# Data provided start

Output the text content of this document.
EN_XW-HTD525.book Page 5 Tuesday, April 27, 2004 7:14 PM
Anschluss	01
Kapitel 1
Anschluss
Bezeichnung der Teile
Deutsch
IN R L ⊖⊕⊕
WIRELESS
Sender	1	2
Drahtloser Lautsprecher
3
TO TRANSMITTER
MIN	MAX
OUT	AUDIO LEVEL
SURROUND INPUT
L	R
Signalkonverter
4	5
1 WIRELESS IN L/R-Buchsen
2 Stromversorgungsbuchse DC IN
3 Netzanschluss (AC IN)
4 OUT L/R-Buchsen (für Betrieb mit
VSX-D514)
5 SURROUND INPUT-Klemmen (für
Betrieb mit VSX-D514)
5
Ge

# Data provided end

**Problem details**. The data above must be returned in full, exactly as written.

**Worked answer**.
Output the text content of this document.
EN_XW-HTD525.book Page 5 Tuesday, April 27, 2004 7:14 PM
Anschluss	01
Kapitel 1
Anschluss
Bezeichnung der Teile
Deutsch
IN R L ⊖⊕⊕
WIRELESS
Sender	1	2
Drahtloser Lautsprecher
3
TO TRANSMITTER
MIN	MAX
OUT	AUDIO LEVEL
SURROUND INPUT
L	R
Signalkonverter
4	5
1 WIRELESS IN L/R-Buchsen
2 Stromversorgungsbuchse DC IN
3 Netzanschluss (AC IN)
4 OUT L/R-Buchsen (für Betrieb mit
VSX-D514)
5 SURROUND INPUT-Klemmen (für
Betrieb mit VSX-D514)
5
Ge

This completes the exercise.